▸ Exercise directions
Reply with the count of lines holding "down", nothing more.

▸ Records that describe figures
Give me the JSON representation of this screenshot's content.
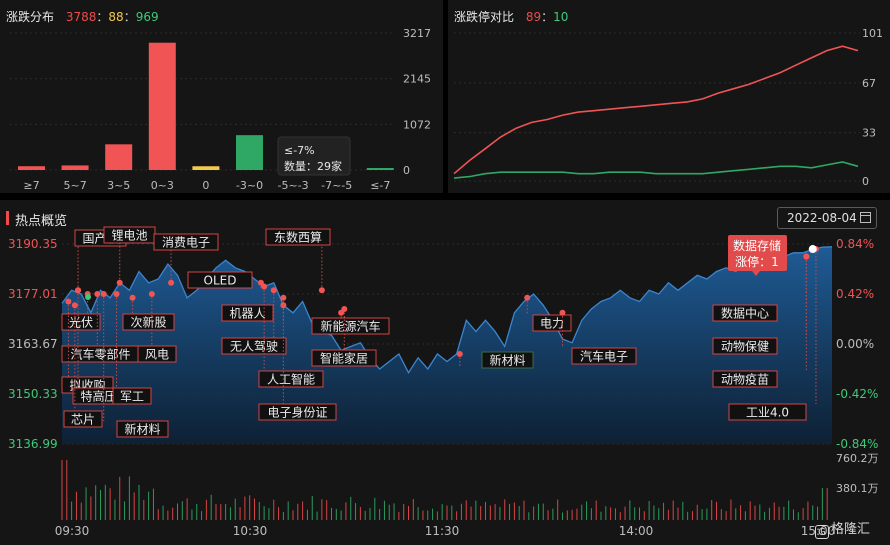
{
  "distribution": {
    "title": "涨跌分布",
    "up": "3788",
    "flat": "88",
    "down": "969",
    "sep": "：",
    "tooltip": {
      "line1": "≤-7%",
      "line2": "数量：29家"
    },
    "colors": {
      "up": "#f05454",
      "flat": "#f2c94c",
      "down": "#2fa866"
    },
    "chart_data": {
      "type": "bar",
      "categories": [
        "≥7",
        "5~7",
        "3~5",
        "0~3",
        "0",
        "-3~0",
        "-5~-3",
        "-7~-5",
        "≤-7"
      ],
      "values": [
        89,
        107,
        603,
        2989,
        88,
        818,
        88,
        34,
        29
      ],
      "groups": [
        "up",
        "up",
        "up",
        "up",
        "flat",
        "down",
        "down",
        "down",
        "down"
      ],
      "yticks": [
        "3217",
        "2145",
        "1072",
        "0"
      ],
      "ylim": [
        0,
        3217
      ]
    }
  },
  "ratio": {
    "title": "涨跌停对比",
    "up": "89",
    "down": "10",
    "chart_data": {
      "type": "line",
      "ylim": [
        0,
        101
      ],
      "yticks": [
        "101",
        "67",
        "33",
        "0"
      ],
      "series": [
        {
          "color": "#f05454",
          "values": [
            5,
            14,
            22,
            30,
            36,
            40,
            42,
            45,
            47,
            48,
            49,
            50,
            51,
            52,
            53,
            54,
            56,
            60,
            63,
            66,
            70,
            74,
            79,
            84,
            89,
            92,
            89
          ]
        },
        {
          "color": "#2fa866",
          "values": [
            2,
            3,
            5,
            6,
            6,
            6,
            6,
            6,
            5,
            5,
            6,
            6,
            6,
            5,
            5,
            5,
            5,
            6,
            7,
            8,
            9,
            10,
            10,
            9,
            11,
            13,
            10
          ]
        }
      ]
    }
  },
  "hot": {
    "title": "热点概览",
    "date": "2022-08-04",
    "logo": "格隆汇",
    "logo_mark": "G",
    "chart_data": {
      "type": "area",
      "yticks_left": [
        "3190.35",
        "3177.01",
        "3163.67",
        "3150.33",
        "3136.99"
      ],
      "yticks_right": [
        "0.84%",
        "0.42%",
        "0.00%",
        "-0.42%",
        "-0.84%"
      ],
      "ylim": [
        3136.99,
        3190.35
      ],
      "xticks": [
        "09:30",
        "10:30",
        "11:30",
        "14:00",
        "15:00"
      ],
      "volume_ticks": [
        "760.2万",
        "380.1万"
      ],
      "price_points": [
        [
          0,
          3174.5
        ],
        [
          3,
          3178
        ],
        [
          6,
          3177
        ],
        [
          9,
          3172
        ],
        [
          12,
          3178
        ],
        [
          15,
          3176
        ],
        [
          18,
          3180
        ],
        [
          21,
          3178
        ],
        [
          24,
          3183
        ],
        [
          27,
          3180
        ],
        [
          30,
          3181
        ],
        [
          33,
          3185
        ],
        [
          36,
          3182
        ],
        [
          39,
          3176
        ],
        [
          42,
          3178
        ],
        [
          45,
          3181
        ],
        [
          48,
          3184
        ],
        [
          51,
          3186
        ],
        [
          54,
          3184
        ],
        [
          57,
          3183
        ],
        [
          60,
          3181
        ],
        [
          63,
          3179
        ],
        [
          66,
          3180
        ],
        [
          69,
          3174
        ],
        [
          72,
          3172
        ],
        [
          75,
          3175
        ],
        [
          78,
          3169
        ],
        [
          81,
          3167
        ],
        [
          84,
          3166
        ],
        [
          87,
          3162
        ],
        [
          90,
          3163
        ],
        [
          93,
          3164
        ],
        [
          96,
          3160
        ],
        [
          99,
          3157
        ],
        [
          102,
          3159
        ],
        [
          105,
          3161
        ],
        [
          108,
          3156
        ],
        [
          111,
          3160
        ],
        [
          114,
          3157
        ],
        [
          117,
          3161
        ],
        [
          120,
          3159
        ],
        [
          123,
          3161
        ],
        [
          126,
          3170
        ],
        [
          129,
          3167
        ],
        [
          132,
          3170
        ],
        [
          135,
          3167
        ],
        [
          138,
          3163
        ],
        [
          141,
          3172
        ],
        [
          144,
          3175
        ],
        [
          147,
          3177
        ],
        [
          150,
          3174
        ],
        [
          153,
          3170
        ],
        [
          156,
          3165
        ],
        [
          159,
          3164
        ],
        [
          162,
          3170
        ],
        [
          165,
          3173
        ],
        [
          168,
          3175
        ],
        [
          171,
          3176
        ],
        [
          174,
          3178
        ],
        [
          177,
          3176
        ],
        [
          180,
          3175
        ],
        [
          183,
          3178
        ],
        [
          186,
          3177
        ],
        [
          189,
          3180
        ],
        [
          192,
          3178
        ],
        [
          195,
          3180
        ],
        [
          198,
          3182
        ],
        [
          201,
          3181
        ],
        [
          204,
          3183
        ],
        [
          207,
          3184
        ],
        [
          210,
          3183
        ],
        [
          213,
          3185
        ],
        [
          216,
          3184
        ],
        [
          219,
          3186
        ],
        [
          222,
          3188
        ],
        [
          225,
          3187
        ],
        [
          228,
          3188
        ],
        [
          231,
          3188
        ],
        [
          234,
          3189
        ],
        [
          237,
          3189.5
        ],
        [
          240,
          3189.6
        ]
      ],
      "annotations": [
        {
          "text": "国产软",
          "t": 5,
          "p": 3178,
          "lx": 75,
          "ly": 230
        },
        {
          "text": "锂电池",
          "t": 18,
          "p": 3180,
          "lx": 104,
          "ly": 227
        },
        {
          "text": "消费电子",
          "t": 34,
          "p": 3180,
          "lx": 154,
          "ly": 234
        },
        {
          "text": "OLED",
          "t": 62,
          "p": 3180,
          "lx": 188,
          "ly": 272
        },
        {
          "text": "东数西算",
          "t": 81,
          "p": 3178,
          "lx": 266,
          "ly": 229
        },
        {
          "text": "光伏",
          "t": 8,
          "p": 3177,
          "lx": 62,
          "ly": 314
        },
        {
          "text": "汽车零部件",
          "t": 11,
          "p": 3177,
          "lx": 62,
          "ly": 346
        },
        {
          "text": "拟收购",
          "t": 2,
          "p": 3175,
          "lx": 62,
          "ly": 377
        },
        {
          "text": "特高压",
          "t": 5,
          "p": 3178,
          "lx": 73,
          "ly": 388
        },
        {
          "text": "芯片",
          "t": 4,
          "p": 3174,
          "lx": 64,
          "ly": 411
        },
        {
          "text": "军工",
          "t": 17,
          "p": 3177,
          "lx": 113,
          "ly": 388
        },
        {
          "text": "新材料",
          "t": 13,
          "p": 3177,
          "lx": 117,
          "ly": 421
        },
        {
          "text": "次新股",
          "t": 22,
          "p": 3176,
          "lx": 123,
          "ly": 314
        },
        {
          "text": "风电",
          "t": 28,
          "p": 3177,
          "lx": 138,
          "ly": 346
        },
        {
          "text": "机器人",
          "t": 69,
          "p": 3174,
          "lx": 222,
          "ly": 305
        },
        {
          "text": "无人驾驶",
          "t": 66,
          "p": 3178,
          "lx": 222,
          "ly": 338
        },
        {
          "text": "人工智能",
          "t": 63,
          "p": 3179,
          "lx": 259,
          "ly": 371
        },
        {
          "text": "电子身份证",
          "t": 69,
          "p": 3176,
          "lx": 259,
          "ly": 404
        },
        {
          "text": "新能源汽车",
          "t": 87,
          "p": 3172,
          "lx": 312,
          "ly": 318
        },
        {
          "text": "智能家居",
          "t": 88,
          "p": 3173,
          "lx": 312,
          "ly": 350
        },
        {
          "text": "新材料",
          "t": 124,
          "p": 3161,
          "lx": 482,
          "ly": 352
        },
        {
          "text": "电力",
          "t": 145,
          "p": 3176,
          "lx": 533,
          "ly": 315
        },
        {
          "text": "汽车电子",
          "t": 156,
          "p": 3172,
          "lx": 572,
          "ly": 348
        },
        {
          "text": "数据中心",
          "t": 232,
          "p": 3187,
          "lx": 713,
          "ly": 305
        },
        {
          "text": "动物保健",
          "t": 232,
          "p": 3187,
          "lx": 713,
          "ly": 338
        },
        {
          "text": "动物疫苗",
          "t": 232,
          "p": 3187,
          "lx": 713,
          "ly": 371
        },
        {
          "text": "工业4.0",
          "t": 235,
          "p": 3189,
          "lx": 729,
          "ly": 404
        }
      ],
      "callout": {
        "line1": "数据存储",
        "line2": "涨停：1",
        "t": 234,
        "p": 3189
      }
    }
  }
}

▸ Solution to this problem
7